WHAT IS NEEDED ::
Filter the entries, keeping every line with the word "JSON".

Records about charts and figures

--- begin ---

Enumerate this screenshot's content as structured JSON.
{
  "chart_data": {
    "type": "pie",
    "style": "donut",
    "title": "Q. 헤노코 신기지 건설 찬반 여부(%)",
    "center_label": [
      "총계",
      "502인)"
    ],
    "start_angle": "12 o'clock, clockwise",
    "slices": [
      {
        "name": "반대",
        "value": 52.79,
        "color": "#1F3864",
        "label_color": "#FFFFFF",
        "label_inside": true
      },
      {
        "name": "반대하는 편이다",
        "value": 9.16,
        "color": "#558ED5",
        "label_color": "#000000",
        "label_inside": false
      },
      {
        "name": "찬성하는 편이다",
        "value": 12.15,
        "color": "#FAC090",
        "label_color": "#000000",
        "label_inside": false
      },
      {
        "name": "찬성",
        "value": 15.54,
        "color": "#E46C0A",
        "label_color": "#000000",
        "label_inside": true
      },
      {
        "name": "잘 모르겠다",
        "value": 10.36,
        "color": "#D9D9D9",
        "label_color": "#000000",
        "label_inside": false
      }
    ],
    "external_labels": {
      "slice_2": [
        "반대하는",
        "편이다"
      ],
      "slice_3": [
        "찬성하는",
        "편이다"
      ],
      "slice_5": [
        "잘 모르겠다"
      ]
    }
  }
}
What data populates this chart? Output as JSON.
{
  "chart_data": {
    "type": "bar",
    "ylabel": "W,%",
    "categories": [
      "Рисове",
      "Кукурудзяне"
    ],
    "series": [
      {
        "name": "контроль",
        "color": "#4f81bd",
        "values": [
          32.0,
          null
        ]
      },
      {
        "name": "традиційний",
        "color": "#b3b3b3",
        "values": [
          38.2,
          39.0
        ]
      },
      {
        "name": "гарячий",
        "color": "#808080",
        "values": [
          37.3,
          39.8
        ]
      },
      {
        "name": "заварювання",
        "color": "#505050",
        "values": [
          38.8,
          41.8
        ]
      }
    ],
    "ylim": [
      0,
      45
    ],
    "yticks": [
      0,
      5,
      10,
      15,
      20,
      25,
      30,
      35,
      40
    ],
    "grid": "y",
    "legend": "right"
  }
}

--- end ---
--- begin ---

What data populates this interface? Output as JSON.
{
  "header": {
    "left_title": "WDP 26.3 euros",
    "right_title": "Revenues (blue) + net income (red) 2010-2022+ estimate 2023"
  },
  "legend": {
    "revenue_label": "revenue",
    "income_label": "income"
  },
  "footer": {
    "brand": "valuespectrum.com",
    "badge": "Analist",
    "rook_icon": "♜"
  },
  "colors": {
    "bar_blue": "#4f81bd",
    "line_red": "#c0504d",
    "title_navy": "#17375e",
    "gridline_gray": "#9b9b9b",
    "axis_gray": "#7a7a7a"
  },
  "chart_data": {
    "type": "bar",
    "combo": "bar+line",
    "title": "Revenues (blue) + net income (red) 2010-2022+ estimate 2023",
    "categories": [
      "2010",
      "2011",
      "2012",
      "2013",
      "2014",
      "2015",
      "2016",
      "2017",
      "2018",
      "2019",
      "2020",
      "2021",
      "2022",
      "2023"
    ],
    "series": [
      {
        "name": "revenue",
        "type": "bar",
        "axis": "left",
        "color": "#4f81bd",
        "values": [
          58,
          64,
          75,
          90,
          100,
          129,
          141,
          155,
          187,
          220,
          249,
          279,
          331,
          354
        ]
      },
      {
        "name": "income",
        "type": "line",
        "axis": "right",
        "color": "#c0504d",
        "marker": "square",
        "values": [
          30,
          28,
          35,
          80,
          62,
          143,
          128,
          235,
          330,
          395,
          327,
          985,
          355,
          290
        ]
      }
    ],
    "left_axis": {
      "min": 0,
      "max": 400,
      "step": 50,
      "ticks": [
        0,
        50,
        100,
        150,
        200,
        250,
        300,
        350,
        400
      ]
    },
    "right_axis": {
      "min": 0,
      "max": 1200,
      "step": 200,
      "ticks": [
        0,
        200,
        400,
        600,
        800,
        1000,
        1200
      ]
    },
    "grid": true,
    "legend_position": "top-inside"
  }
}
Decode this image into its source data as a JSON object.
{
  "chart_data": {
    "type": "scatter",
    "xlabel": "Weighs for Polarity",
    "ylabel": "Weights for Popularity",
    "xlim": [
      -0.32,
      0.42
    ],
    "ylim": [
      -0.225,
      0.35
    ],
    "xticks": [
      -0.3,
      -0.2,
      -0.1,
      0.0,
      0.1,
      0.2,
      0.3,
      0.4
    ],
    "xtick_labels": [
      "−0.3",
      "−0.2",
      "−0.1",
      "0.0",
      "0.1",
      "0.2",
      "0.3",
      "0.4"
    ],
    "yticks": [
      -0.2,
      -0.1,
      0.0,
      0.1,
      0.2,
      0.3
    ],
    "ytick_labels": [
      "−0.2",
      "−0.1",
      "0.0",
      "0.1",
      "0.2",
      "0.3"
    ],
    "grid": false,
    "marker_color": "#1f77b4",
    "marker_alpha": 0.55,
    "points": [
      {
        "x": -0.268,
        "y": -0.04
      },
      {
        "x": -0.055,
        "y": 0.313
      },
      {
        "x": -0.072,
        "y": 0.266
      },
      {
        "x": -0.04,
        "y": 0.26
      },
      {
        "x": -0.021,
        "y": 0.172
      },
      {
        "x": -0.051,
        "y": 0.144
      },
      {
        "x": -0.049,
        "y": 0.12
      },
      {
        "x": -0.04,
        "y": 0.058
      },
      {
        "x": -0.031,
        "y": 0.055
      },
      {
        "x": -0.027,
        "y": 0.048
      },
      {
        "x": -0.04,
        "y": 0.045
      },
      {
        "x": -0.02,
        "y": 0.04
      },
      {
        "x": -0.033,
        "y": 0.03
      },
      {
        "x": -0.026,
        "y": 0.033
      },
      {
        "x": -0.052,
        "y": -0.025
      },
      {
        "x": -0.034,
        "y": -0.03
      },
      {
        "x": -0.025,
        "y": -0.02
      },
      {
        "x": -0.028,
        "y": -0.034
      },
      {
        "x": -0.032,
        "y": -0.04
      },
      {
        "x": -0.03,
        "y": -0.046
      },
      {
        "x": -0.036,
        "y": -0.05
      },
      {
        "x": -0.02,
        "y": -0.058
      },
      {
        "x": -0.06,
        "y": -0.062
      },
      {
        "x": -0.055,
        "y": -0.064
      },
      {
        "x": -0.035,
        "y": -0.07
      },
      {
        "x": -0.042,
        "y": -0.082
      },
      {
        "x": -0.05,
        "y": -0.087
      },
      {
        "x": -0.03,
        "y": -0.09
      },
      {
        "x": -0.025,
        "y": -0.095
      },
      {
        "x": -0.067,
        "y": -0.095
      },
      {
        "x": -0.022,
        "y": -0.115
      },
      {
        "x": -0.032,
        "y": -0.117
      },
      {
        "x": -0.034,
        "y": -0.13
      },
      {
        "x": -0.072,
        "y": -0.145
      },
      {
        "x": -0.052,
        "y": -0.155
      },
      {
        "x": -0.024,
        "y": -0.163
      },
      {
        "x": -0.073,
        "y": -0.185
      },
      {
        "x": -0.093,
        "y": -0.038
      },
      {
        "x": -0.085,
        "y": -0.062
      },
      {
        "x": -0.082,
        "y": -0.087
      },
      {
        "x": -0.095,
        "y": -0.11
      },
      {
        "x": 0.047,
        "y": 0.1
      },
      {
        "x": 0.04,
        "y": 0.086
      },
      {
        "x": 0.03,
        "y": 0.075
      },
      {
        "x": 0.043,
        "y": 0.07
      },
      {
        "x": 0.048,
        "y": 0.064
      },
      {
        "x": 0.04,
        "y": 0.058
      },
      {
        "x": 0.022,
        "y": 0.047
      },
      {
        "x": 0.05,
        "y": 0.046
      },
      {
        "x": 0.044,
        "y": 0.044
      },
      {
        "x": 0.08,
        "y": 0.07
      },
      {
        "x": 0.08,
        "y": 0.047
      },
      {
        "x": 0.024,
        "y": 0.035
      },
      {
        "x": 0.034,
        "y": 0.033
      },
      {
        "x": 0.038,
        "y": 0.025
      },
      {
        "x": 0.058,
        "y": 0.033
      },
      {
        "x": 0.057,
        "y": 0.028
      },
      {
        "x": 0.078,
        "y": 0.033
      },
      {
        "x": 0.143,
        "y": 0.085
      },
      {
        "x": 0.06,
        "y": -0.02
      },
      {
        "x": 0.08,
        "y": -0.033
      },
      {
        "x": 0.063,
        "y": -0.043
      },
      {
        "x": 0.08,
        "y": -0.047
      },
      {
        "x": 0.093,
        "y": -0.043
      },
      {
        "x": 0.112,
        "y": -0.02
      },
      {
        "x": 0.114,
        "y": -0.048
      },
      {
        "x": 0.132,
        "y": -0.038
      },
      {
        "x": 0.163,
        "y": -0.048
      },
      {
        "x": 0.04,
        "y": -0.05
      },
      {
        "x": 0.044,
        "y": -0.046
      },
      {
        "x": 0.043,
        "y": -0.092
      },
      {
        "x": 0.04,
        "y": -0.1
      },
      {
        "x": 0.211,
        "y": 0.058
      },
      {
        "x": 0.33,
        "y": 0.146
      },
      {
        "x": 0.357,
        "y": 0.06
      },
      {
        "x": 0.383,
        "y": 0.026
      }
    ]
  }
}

--- end ---

THE SOLUTION ::
Enumerate this screenshot's content as structured JSON.
What data populates this chart? Output as JSON.
What data populates this interface? Output as JSON.
Decode this image into its source data as a JSON object.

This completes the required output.